━━━ Given information
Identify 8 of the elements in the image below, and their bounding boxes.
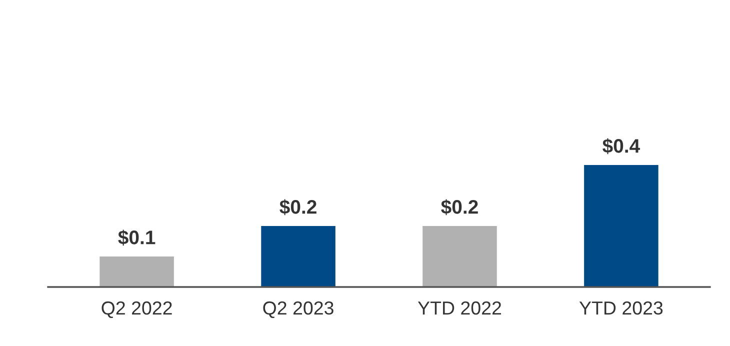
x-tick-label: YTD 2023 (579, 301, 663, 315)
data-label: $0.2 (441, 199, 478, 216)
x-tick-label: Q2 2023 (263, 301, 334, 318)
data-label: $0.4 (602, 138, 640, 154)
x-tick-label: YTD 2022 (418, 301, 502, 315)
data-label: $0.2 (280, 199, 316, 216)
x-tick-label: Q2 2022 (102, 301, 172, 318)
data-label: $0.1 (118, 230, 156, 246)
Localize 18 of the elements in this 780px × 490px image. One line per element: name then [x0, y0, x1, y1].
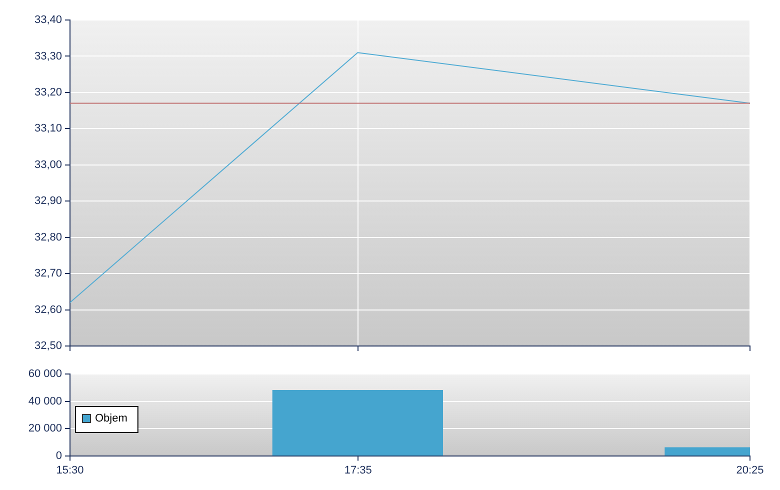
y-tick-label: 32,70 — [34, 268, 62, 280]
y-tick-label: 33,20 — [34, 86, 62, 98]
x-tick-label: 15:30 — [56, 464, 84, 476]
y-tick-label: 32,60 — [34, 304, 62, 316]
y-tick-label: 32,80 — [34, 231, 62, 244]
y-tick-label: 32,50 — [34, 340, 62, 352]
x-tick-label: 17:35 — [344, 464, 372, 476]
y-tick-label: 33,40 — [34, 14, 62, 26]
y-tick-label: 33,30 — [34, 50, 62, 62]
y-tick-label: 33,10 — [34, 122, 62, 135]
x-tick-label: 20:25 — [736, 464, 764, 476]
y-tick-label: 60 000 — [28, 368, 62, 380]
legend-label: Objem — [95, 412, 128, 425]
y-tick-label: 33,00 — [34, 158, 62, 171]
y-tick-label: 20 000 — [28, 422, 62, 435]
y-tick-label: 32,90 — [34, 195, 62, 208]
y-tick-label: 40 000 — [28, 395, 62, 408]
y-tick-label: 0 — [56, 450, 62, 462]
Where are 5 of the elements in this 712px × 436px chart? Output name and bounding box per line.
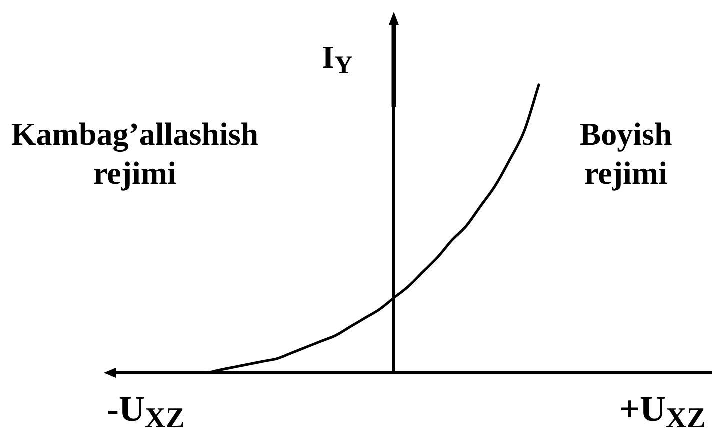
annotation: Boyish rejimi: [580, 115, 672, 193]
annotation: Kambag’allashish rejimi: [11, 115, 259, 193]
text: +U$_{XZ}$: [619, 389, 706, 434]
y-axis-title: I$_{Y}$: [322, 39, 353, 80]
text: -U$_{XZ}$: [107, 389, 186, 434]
━━━━━━
■ The task
Rewrite the lines of the material above, replacing every occurrence of "elements" with "items" and keeping everything else unchanged. Omit the pictures from your answer.

■ Task result
Identify 8 of the items in the image below, and their bounding boxes.
x-tick-label: YTD 2023 (579, 301, 663, 315)
data-label: $0.2 (441, 199, 478, 216)
x-tick-label: Q2 2023 (263, 301, 334, 318)
data-label: $0.4 (602, 138, 640, 154)
x-tick-label: YTD 2022 (418, 301, 502, 315)
data-label: $0.2 (280, 199, 316, 216)
x-tick-label: Q2 2022 (102, 301, 172, 318)
data-label: $0.1 (118, 230, 156, 246)
Localize 18 of the items in this 780px × 490px image. One line per element: name then [x0, y0, x1, y1].
y-tick-label: 32,70 — [34, 268, 62, 280]
y-tick-label: 33,20 — [34, 86, 62, 98]
x-tick-label: 15:30 — [56, 464, 84, 476]
y-tick-label: 32,60 — [34, 304, 62, 316]
y-tick-label: 32,80 — [34, 231, 62, 244]
y-tick-label: 32,50 — [34, 340, 62, 352]
x-tick-label: 17:35 — [344, 464, 372, 476]
y-tick-label: 33,40 — [34, 14, 62, 26]
y-tick-label: 33,30 — [34, 50, 62, 62]
y-tick-label: 33,10 — [34, 122, 62, 135]
x-tick-label: 20:25 — [736, 464, 764, 476]
y-tick-label: 60 000 — [28, 368, 62, 380]
legend-label: Objem — [95, 412, 128, 425]
y-tick-label: 33,00 — [34, 158, 62, 171]
y-tick-label: 20 000 — [28, 422, 62, 435]
y-tick-label: 32,90 — [34, 195, 62, 208]
y-tick-label: 40 000 — [28, 395, 62, 408]
y-tick-label: 0 — [56, 450, 62, 462]
Where are 5 of the items in this 712px × 436px chart? Output name and bounding box per line.
annotation: Boyish rejimi: [580, 115, 672, 193]
annotation: Kambag’allashish rejimi: [11, 115, 259, 193]
text: +U$_{XZ}$: [619, 389, 706, 434]
y-axis-title: I$_{Y}$: [322, 39, 353, 80]
text: -U$_{XZ}$: [107, 389, 186, 434]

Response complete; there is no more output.